* Dataset items
· · · ·

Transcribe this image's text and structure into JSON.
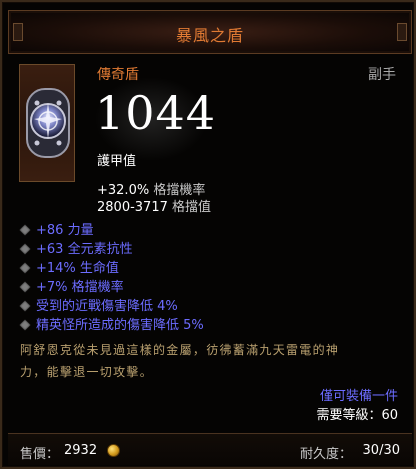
{
  "item": {
    "name": "暴風之盾",
    "quality": "傳奇盾",
    "slot": "副手",
    "armor_value": "1044",
    "armor_label": "護甲值",
    "block_chance": {
      "value": "+32.0%",
      "label": "格擋機率"
    },
    "block_amount": {
      "value": "2800-3717",
      "label": "格擋值"
    },
    "affixes": [
      "+86 力量",
      "+63 全元素抗性",
      "+14% 生命值",
      "+7% 格擋機率",
      "受到的近戰傷害降低 4%",
      "精英怪所造成的傷害降低 5%"
    ],
    "flavor_lines": [
      "阿舒恩克從未見過這樣的金屬，彷彿蓄滿九天雷電的神",
      "力，能擊退一切攻擊。"
    ],
    "class_requirement": "僅可裝備一件",
    "level_requirement": {
      "label": "需要等級：",
      "value": "60"
    },
    "price": {
      "label": "售價：",
      "value": "2932"
    },
    "durability": {
      "label": "耐久度：",
      "value": "30/30"
    }
  },
  "colors": {
    "legendary": "#e07a33",
    "magic_blue": "#6c6cff",
    "flavor": "#b9a06f"
  },
  "icons": {
    "item": "shield-icon",
    "currency": "gold-coin-icon",
    "affix_bullet": "diamond-bullet-icon"
  }
}
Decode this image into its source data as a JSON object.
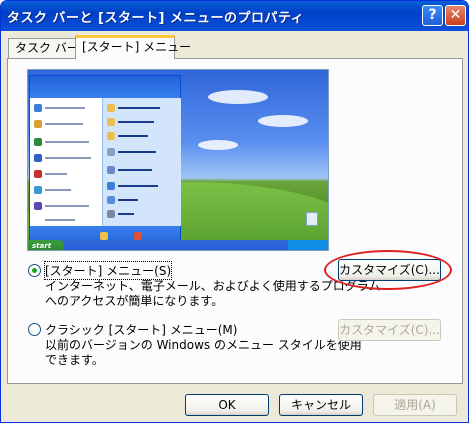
{
  "window": {
    "title": "タスク バーと [スタート] メニューのプロパティ",
    "help_label": "?",
    "close_label": "✕"
  },
  "tabs": [
    {
      "label": "タスク バー",
      "selected": false
    },
    {
      "label": "[スタート] メニュー",
      "selected": true
    }
  ],
  "preview": {
    "start_label": "start"
  },
  "options": {
    "start_menu": {
      "label": "[スタート] メニュー(S)",
      "selected": true,
      "description_line1": "インターネット、電子メール、およびよく使用するプログラム",
      "description_line2": "へのアクセスが簡単になります。",
      "customize_label": "カスタマイズ(C)..."
    },
    "classic_menu": {
      "label": "クラシック [スタート] メニュー(M)",
      "selected": false,
      "description_line1": "以前のバージョンの Windows のメニュー スタイルを使用",
      "description_line2": "できます。",
      "customize_label": "カスタマイズ(C)..."
    }
  },
  "footer": {
    "ok_label": "OK",
    "cancel_label": "キャンセル",
    "apply_label": "適用(A)"
  },
  "colors": {
    "titlebar": "#0040c8",
    "highlight": "#e02020"
  }
}
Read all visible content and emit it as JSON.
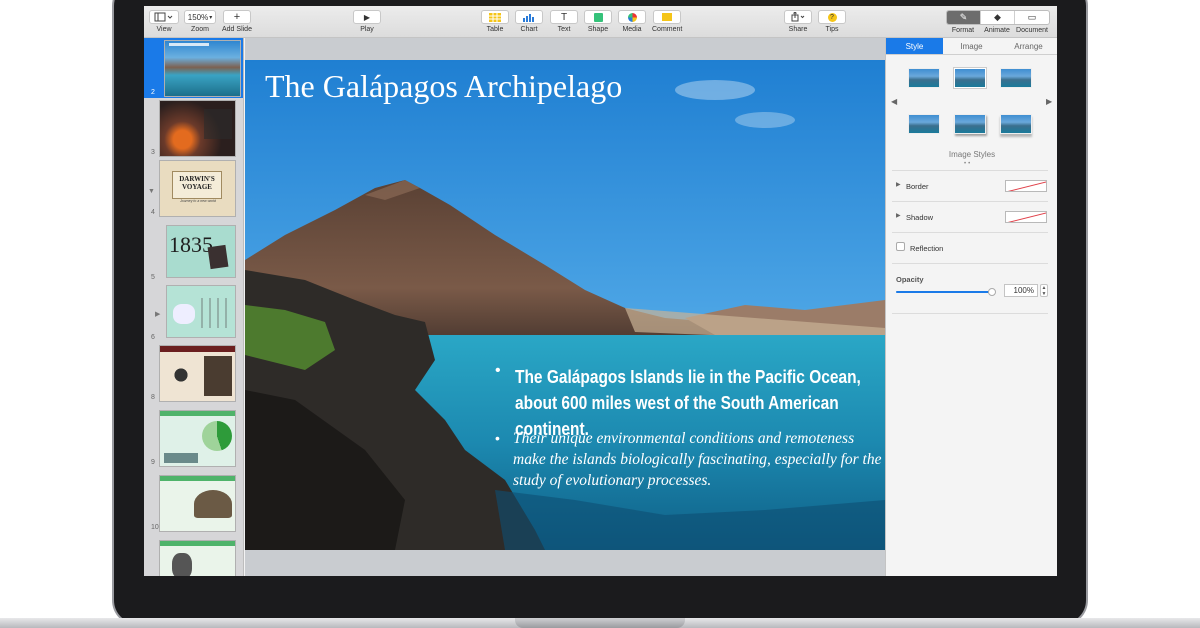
{
  "toolbar": {
    "view_label": "View",
    "zoom_value": "150%",
    "zoom_label": "Zoom",
    "add_slide_label": "Add Slide",
    "play_label": "Play",
    "table_label": "Table",
    "chart_label": "Chart",
    "text_label": "Text",
    "text_icon": "T",
    "shape_label": "Shape",
    "media_label": "Media",
    "comment_label": "Comment",
    "share_label": "Share",
    "tips_label": "Tips",
    "tips_icon": "?",
    "format_label": "Format",
    "animate_label": "Animate",
    "document_label": "Document",
    "accent_color": "#f5c518"
  },
  "navigator": {
    "slides": [
      {
        "number": "2",
        "selected": true
      },
      {
        "number": "3"
      },
      {
        "number": "4",
        "collapsed_icon": "▼",
        "thumb_title": "DARWIN'S VOYAGE",
        "thumb_subtitle": "Journey to a new world"
      },
      {
        "number": "5",
        "thumb_big": "1835"
      },
      {
        "number": "6",
        "expand_icon": "▶"
      },
      {
        "number": "8"
      },
      {
        "number": "9"
      },
      {
        "number": "10"
      }
    ]
  },
  "slide": {
    "title": "The Galápagos Archipelago",
    "bullet_1": "The Galápagos Islands lie in the Pacific Ocean, about 600 miles west of the South American continent.",
    "bullet_2": "Their unique environmental conditions and remoteness make the islands biologically fascinating, especially for the study of evolutionary processes.",
    "bullet_glyph": "•"
  },
  "inspector": {
    "tabs": [
      "Style",
      "Image",
      "Arrange"
    ],
    "active_tab": "Style",
    "image_styles_label": "Image Styles",
    "border_label": "Border",
    "shadow_label": "Shadow",
    "reflection_label": "Reflection",
    "opacity_label": "Opacity",
    "opacity_value": "100%",
    "opacity_fraction": 1.0,
    "accent_color": "#1a7ae8"
  }
}
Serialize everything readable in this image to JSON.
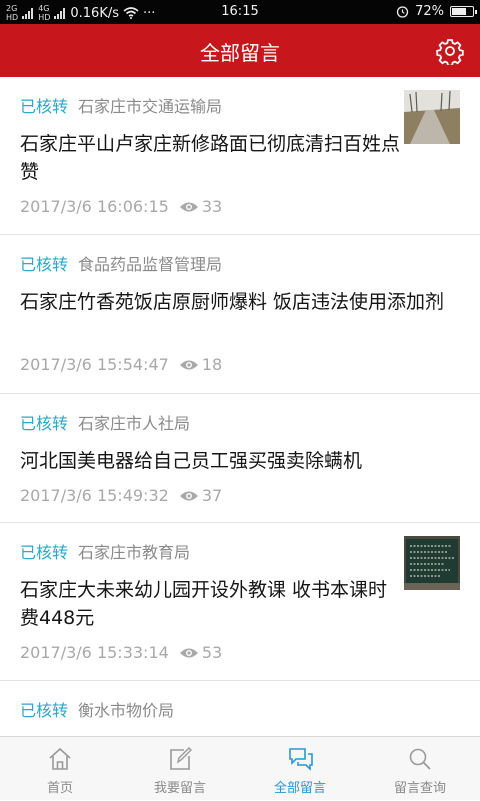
{
  "status_bar": {
    "net_speed": "0.16K/s",
    "more": "···",
    "time": "16:15",
    "battery": "72%",
    "battery_level": 0.72,
    "signal1_top": "2G",
    "signal1_bottom": "HD",
    "signal2_top": "4G",
    "signal2_bottom": "HD"
  },
  "header": {
    "title": "全部留言",
    "settings_icon": "gear-icon",
    "background": "#c8161d"
  },
  "messages": [
    {
      "status": "已核转",
      "department": "石家庄市交通运输局",
      "title": "石家庄平山卢家庄新修路面已彻底清扫百姓点赞",
      "time": "2017/3/6 16:06:15",
      "views": "33",
      "thumbnail": "road-photo"
    },
    {
      "status": "已核转",
      "department": "食品药品监督管理局",
      "title": "石家庄竹香苑饭店原厨师爆料 饭店违法使用添加剂",
      "time": "2017/3/6 15:54:47",
      "views": "18"
    },
    {
      "status": "已核转",
      "department": "石家庄市人社局",
      "title": "河北国美电器给自己员工强买强卖除螨机",
      "time": "2017/3/6 15:49:32",
      "views": "37"
    },
    {
      "status": "已核转",
      "department": "石家庄市教育局",
      "title": "石家庄大未来幼儿园开设外教课 收书本课时费448元",
      "time": "2017/3/6 15:33:14",
      "views": "53",
      "thumbnail": "chalkboard-photo"
    },
    {
      "status": "已核转",
      "department": "衡水市物价局"
    }
  ],
  "tabs": [
    {
      "label": "首页",
      "icon": "home-icon",
      "active": false
    },
    {
      "label": "我要留言",
      "icon": "compose-icon",
      "active": false
    },
    {
      "label": "全部留言",
      "icon": "chat-bubbles-icon",
      "active": true
    },
    {
      "label": "留言查询",
      "icon": "search-icon",
      "active": false
    }
  ],
  "colors": {
    "accent_red": "#c8161d",
    "status_blue": "#2aa7c9",
    "tab_active": "#2a96d6"
  }
}
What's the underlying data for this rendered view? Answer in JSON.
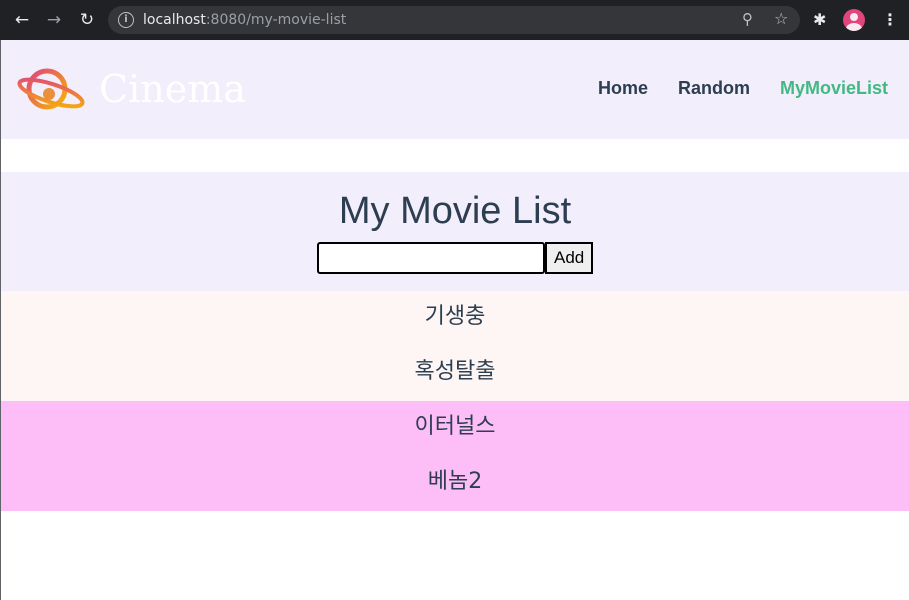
{
  "browser": {
    "url_host": "localhost",
    "url_path": ":8080/my-movie-list"
  },
  "navbar": {
    "brand": "Cinema",
    "links": [
      "Home",
      "Random",
      "MyMovieList"
    ],
    "active_link": "MyMovieList"
  },
  "main": {
    "title": "My Movie List",
    "input_value": "",
    "add_label": "Add",
    "movies": [
      "기생충",
      "혹성탈출",
      "이터널스",
      "베놈2"
    ]
  },
  "colors": {
    "nav_bg": "#f3eefb",
    "active_link": "#42b983",
    "row_light": "#fdf6f5",
    "row_pink": "#fdbdf7"
  }
}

· · · ·

* WHAT IS BEING ASKED
In your copy of the records, include no pictures; repeat everything else exactly.

* RESULT
Transcribe this image's text and structure into JSON.
{
  "item": {
    "name": "暴風之盾",
    "quality": "傳奇盾",
    "slot": "副手",
    "armor_value": "1044",
    "armor_label": "護甲值",
    "block_chance": {
      "value": "+32.0%",
      "label": "格擋機率"
    },
    "block_amount": {
      "value": "2800-3717",
      "label": "格擋值"
    },
    "affixes": [
      "+86 力量",
      "+63 全元素抗性",
      "+14% 生命值",
      "+7% 格擋機率",
      "受到的近戰傷害降低 4%",
      "精英怪所造成的傷害降低 5%"
    ],
    "flavor_lines": [
      "阿舒恩克從未見過這樣的金屬，彷彿蓄滿九天雷電的神",
      "力，能擊退一切攻擊。"
    ],
    "class_requirement": "僅可裝備一件",
    "level_requirement": {
      "label": "需要等級：",
      "value": "60"
    },
    "price": {
      "label": "售價：",
      "value": "2932"
    },
    "durability": {
      "label": "耐久度：",
      "value": "30/30"
    }
  },
  "colors": {
    "legendary": "#e07a33",
    "magic_blue": "#6c6cff",
    "flavor": "#b9a06f"
  },
  "icons": {
    "item": "shield-icon",
    "currency": "gold-coin-icon",
    "affix_bullet": "diamond-bullet-icon"
  }
}
Decode this image into its source data as a JSON object.
{
  "window": {
    "title": "タスク バーと [スタート] メニューのプロパティ",
    "help_label": "?",
    "close_label": "✕"
  },
  "tabs": [
    {
      "label": "タスク バー",
      "selected": false
    },
    {
      "label": "[スタート] メニュー",
      "selected": true
    }
  ],
  "preview": {
    "start_label": "start"
  },
  "options": {
    "start_menu": {
      "label": "[スタート] メニュー(S)",
      "selected": true,
      "description_line1": "インターネット、電子メール、およびよく使用するプログラム",
      "description_line2": "へのアクセスが簡単になります。",
      "customize_label": "カスタマイズ(C)..."
    },
    "classic_menu": {
      "label": "クラシック [スタート] メニュー(M)",
      "selected": false,
      "description_line1": "以前のバージョンの Windows のメニュー スタイルを使用",
      "description_line2": "できます。",
      "customize_label": "カスタマイズ(C)..."
    }
  },
  "footer": {
    "ok_label": "OK",
    "cancel_label": "キャンセル",
    "apply_label": "適用(A)"
  },
  "colors": {
    "titlebar": "#0040c8",
    "highlight": "#e02020"
  }
}
Read all visible content and emit it as JSON.
{
  "toolbar": {
    "view_label": "View",
    "zoom_value": "150%",
    "zoom_label": "Zoom",
    "add_slide_label": "Add Slide",
    "play_label": "Play",
    "table_label": "Table",
    "chart_label": "Chart",
    "text_label": "Text",
    "text_icon": "T",
    "shape_label": "Shape",
    "media_label": "Media",
    "comment_label": "Comment",
    "share_label": "Share",
    "tips_label": "Tips",
    "tips_icon": "?",
    "format_label": "Format",
    "animate_label": "Animate",
    "document_label": "Document",
    "accent_color": "#f5c518"
  },
  "navigator": {
    "slides": [
      {
        "number": "2",
        "selected": true
      },
      {
        "number": "3"
      },
      {
        "number": "4",
        "collapsed_icon": "▼",
        "thumb_title": "DARWIN'S VOYAGE",
        "thumb_subtitle": "Journey to a new world"
      },
      {
        "number": "5",
        "thumb_big": "1835"
      },
      {
        "number": "6",
        "expand_icon": "▶"
      },
      {
        "number": "8"
      },
      {
        "number": "9"
      },
      {
        "number": "10"
      }
    ]
  },
  "slide": {
    "title": "The Galápagos Archipelago",
    "bullet_1": "The Galápagos Islands lie in the Pacific Ocean, about 600 miles west of the South American continent.",
    "bullet_2": "Their unique environmental conditions and remoteness make the islands biologically fascinating, especially for the study of evolutionary processes.",
    "bullet_glyph": "•"
  },
  "inspector": {
    "tabs": [
      "Style",
      "Image",
      "Arrange"
    ],
    "active_tab": "Style",
    "image_styles_label": "Image Styles",
    "border_label": "Border",
    "shadow_label": "Shadow",
    "reflection_label": "Reflection",
    "opacity_label": "Opacity",
    "opacity_value": "100%",
    "opacity_fraction": 1.0,
    "accent_color": "#1a7ae8"
  }
}
Serialize everything readable in this image to JSON.
{
  "status_bar": {
    "net_speed": "0.16K/s",
    "more": "···",
    "time": "16:15",
    "battery": "72%",
    "battery_level": 0.72,
    "signal1_top": "2G",
    "signal1_bottom": "HD",
    "signal2_top": "4G",
    "signal2_bottom": "HD"
  },
  "header": {
    "title": "全部留言",
    "settings_icon": "gear-icon",
    "background": "#c8161d"
  },
  "messages": [
    {
      "status": "已核转",
      "department": "石家庄市交通运输局",
      "title": "石家庄平山卢家庄新修路面已彻底清扫百姓点赞",
      "time": "2017/3/6 16:06:15",
      "views": "33",
      "thumbnail": "road-photo"
    },
    {
      "status": "已核转",
      "department": "食品药品监督管理局",
      "title": "石家庄竹香苑饭店原厨师爆料 饭店违法使用添加剂",
      "time": "2017/3/6 15:54:47",
      "views": "18"
    },
    {
      "status": "已核转",
      "department": "石家庄市人社局",
      "title": "河北国美电器给自己员工强买强卖除螨机",
      "time": "2017/3/6 15:49:32",
      "views": "37"
    },
    {
      "status": "已核转",
      "department": "石家庄市教育局",
      "title": "石家庄大未来幼儿园开设外教课 收书本课时费448元",
      "time": "2017/3/6 15:33:14",
      "views": "53",
      "thumbnail": "chalkboard-photo"
    },
    {
      "status": "已核转",
      "department": "衡水市物价局"
    }
  ],
  "tabs": [
    {
      "label": "首页",
      "icon": "home-icon",
      "active": false
    },
    {
      "label": "我要留言",
      "icon": "compose-icon",
      "active": false
    },
    {
      "label": "全部留言",
      "icon": "chat-bubbles-icon",
      "active": true
    },
    {
      "label": "留言查询",
      "icon": "search-icon",
      "active": false
    }
  ],
  "colors": {
    "accent_red": "#c8161d",
    "status_blue": "#2aa7c9",
    "tab_active": "#2a96d6"
  }
}
What's the underlying data for this rendered view? Answer in JSON.
{
  "browser": {
    "url_host": "localhost",
    "url_path": ":8080/my-movie-list"
  },
  "navbar": {
    "brand": "Cinema",
    "links": [
      "Home",
      "Random",
      "MyMovieList"
    ],
    "active_link": "MyMovieList"
  },
  "main": {
    "title": "My Movie List",
    "input_value": "",
    "add_label": "Add",
    "movies": [
      "기생충",
      "혹성탈출",
      "이터널스",
      "베놈2"
    ]
  },
  "colors": {
    "nav_bg": "#f3eefb",
    "active_link": "#42b983",
    "row_light": "#fdf6f5",
    "row_pink": "#fdbdf7"
  }
}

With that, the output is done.